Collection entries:
_ _ _
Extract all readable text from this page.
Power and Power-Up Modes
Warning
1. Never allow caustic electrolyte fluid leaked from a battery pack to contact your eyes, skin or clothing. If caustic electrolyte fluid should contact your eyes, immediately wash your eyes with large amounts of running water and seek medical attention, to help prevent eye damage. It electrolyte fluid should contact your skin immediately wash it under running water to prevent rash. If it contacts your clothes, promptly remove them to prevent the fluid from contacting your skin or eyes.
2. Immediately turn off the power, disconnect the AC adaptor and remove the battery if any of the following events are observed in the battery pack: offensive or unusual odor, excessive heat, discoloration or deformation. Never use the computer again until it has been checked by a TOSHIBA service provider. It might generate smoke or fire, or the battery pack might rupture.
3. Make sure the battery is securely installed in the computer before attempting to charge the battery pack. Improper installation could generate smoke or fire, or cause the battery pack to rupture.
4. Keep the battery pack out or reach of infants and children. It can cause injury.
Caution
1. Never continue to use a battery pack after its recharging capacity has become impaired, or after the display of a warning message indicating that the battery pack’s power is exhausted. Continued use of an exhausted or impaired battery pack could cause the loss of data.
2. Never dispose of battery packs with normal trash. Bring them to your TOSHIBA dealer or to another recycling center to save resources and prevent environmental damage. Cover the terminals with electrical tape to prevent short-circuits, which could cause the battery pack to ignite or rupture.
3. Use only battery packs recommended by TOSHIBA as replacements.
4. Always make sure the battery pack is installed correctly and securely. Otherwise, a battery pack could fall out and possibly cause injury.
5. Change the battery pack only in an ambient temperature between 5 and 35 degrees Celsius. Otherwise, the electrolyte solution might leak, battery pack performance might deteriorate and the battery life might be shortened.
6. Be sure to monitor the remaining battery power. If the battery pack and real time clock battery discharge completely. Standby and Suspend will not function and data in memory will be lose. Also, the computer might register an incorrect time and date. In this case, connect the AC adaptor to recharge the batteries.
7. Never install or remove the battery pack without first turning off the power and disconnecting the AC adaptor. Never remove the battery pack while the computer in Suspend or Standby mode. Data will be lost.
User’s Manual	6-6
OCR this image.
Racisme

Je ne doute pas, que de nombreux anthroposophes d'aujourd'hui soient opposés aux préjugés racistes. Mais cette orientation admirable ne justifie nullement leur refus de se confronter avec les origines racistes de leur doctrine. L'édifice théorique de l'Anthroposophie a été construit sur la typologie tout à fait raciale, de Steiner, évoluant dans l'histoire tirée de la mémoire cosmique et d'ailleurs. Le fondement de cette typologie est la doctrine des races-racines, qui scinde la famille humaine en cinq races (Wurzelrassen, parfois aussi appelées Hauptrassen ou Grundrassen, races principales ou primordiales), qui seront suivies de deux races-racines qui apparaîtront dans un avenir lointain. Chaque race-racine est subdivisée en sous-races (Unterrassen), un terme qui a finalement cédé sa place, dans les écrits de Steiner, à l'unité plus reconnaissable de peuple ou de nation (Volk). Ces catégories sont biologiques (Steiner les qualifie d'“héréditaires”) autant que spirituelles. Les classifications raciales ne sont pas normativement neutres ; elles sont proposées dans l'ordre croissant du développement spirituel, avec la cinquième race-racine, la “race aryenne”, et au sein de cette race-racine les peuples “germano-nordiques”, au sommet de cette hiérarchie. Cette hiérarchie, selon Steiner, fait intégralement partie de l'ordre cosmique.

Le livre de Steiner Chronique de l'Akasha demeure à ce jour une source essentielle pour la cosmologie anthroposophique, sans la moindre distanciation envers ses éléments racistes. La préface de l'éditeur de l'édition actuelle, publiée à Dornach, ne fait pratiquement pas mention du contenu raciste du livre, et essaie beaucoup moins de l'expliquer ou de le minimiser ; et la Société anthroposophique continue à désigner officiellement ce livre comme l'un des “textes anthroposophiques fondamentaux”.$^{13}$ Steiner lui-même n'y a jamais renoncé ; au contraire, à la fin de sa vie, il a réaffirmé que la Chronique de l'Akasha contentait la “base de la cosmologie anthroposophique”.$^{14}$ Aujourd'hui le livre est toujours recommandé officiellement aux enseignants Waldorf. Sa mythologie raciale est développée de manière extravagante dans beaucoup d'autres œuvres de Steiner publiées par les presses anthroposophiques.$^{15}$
_ _ _
Copy each record from above without leaving any out.

Extract all readable text from this page.
Power and Power-Up Modes
Warning
1. Never allow caustic electrolyte fluid leaked from a battery pack to contact your eyes, skin or clothing. If caustic electrolyte fluid should contact your eyes, immediately wash your eyes with large amounts of running water and seek medical attention, to help prevent eye damage. It electrolyte fluid should contact your skin immediately wash it under running water to prevent rash. If it contacts your clothes, promptly remove them to prevent the fluid from contacting your skin or eyes.
2. Immediately turn off the power, disconnect the AC adaptor and remove the battery if any of the following events are observed in the battery pack: offensive or unusual odor, excessive heat, discoloration or deformation. Never use the computer again until it has been checked by a TOSHIBA service provider. It might generate smoke or fire, or the battery pack might rupture.
3. Make sure the battery is securely installed in the computer before attempting to charge the battery pack. Improper installation could generate smoke or fire, or cause the battery pack to rupture.
4. Keep the battery pack out or reach of infants and children. It can cause injury.
Caution
1. Never continue to use a battery pack after its recharging capacity has become impaired, or after the display of a warning message indicating that the battery pack’s power is exhausted. Continued use of an exhausted or impaired battery pack could cause the loss of data.
2. Never dispose of battery packs with normal trash. Bring them to your TOSHIBA dealer or to another recycling center to save resources and prevent environmental damage. Cover the terminals with electrical tape to prevent short-circuits, which could cause the battery pack to ignite or rupture.
3. Use only battery packs recommended by TOSHIBA as replacements.
4. Always make sure the battery pack is installed correctly and securely. Otherwise, a battery pack could fall out and possibly cause injury.
5. Change the battery pack only in an ambient temperature between 5 and 35 degrees Celsius. Otherwise, the electrolyte solution might leak, battery pack performance might deteriorate and the battery life might be shortened.
6. Be sure to monitor the remaining battery power. If the battery pack and real time clock battery discharge completely. Standby and Suspend will not function and data in memory will be lose. Also, the computer might register an incorrect time and date. In this case, connect the AC adaptor to recharge the batteries.
7. Never install or remove the battery pack without first turning off the power and disconnecting the AC adaptor. Never remove the battery pack while the computer in Suspend or Standby mode. Data will be lost.
User’s Manual	6-6
OCR this image.
Racisme

Je ne doute pas, que de nombreux anthroposophes d'aujourd'hui soient opposés aux préjugés racistes. Mais cette orientation admirable ne justifie nullement leur refus de se confronter avec les origines racistes de leur doctrine. L'édifice théorique de l'Anthroposophie a été construit sur la typologie tout à fait raciale, de Steiner, évoluant dans l'histoire tirée de la mémoire cosmique et d'ailleurs. Le fondement de cette typologie est la doctrine des races-racines, qui scinde la famille humaine en cinq races (Wurzelrassen, parfois aussi appelées Hauptrassen ou Grundrassen, races principales ou primordiales), qui seront suivies de deux races-racines qui apparaîtront dans un avenir lointain. Chaque race-racine est subdivisée en sous-races (Unterrassen), un terme qui a finalement cédé sa place, dans les écrits de Steiner, à l'unité plus reconnaissable de peuple ou de nation (Volk). Ces catégories sont biologiques (Steiner les qualifie d'“héréditaires”) autant que spirituelles. Les classifications raciales ne sont pas normativement neutres ; elles sont proposées dans l'ordre croissant du développement spirituel, avec la cinquième race-racine, la “race aryenne”, et au sein de cette race-racine les peuples “germano-nordiques”, au sommet de cette hiérarchie. Cette hiérarchie, selon Steiner, fait intégralement partie de l'ordre cosmique.

Le livre de Steiner Chronique de l'Akasha demeure à ce jour une source essentielle pour la cosmologie anthroposophique, sans la moindre distanciation envers ses éléments racistes. La préface de l'éditeur de l'édition actuelle, publiée à Dornach, ne fait pratiquement pas mention du contenu raciste du livre, et essaie beaucoup moins de l'expliquer ou de le minimiser ; et la Société anthroposophique continue à désigner officiellement ce livre comme l'un des “textes anthroposophiques fondamentaux”.$^{13}$ Steiner lui-même n'y a jamais renoncé ; au contraire, à la fin de sa vie, il a réaffirmé que la Chronique de l'Akasha contentait la “base de la cosmologie anthroposophique”.$^{14}$ Aujourd'hui le livre est toujours recommandé officiellement aux enseignants Waldorf. Sa mythologie raciale est développée de manière extravagante dans beaucoup d'autres œuvres de Steiner publiées par les presses anthroposophiques.$^{15}$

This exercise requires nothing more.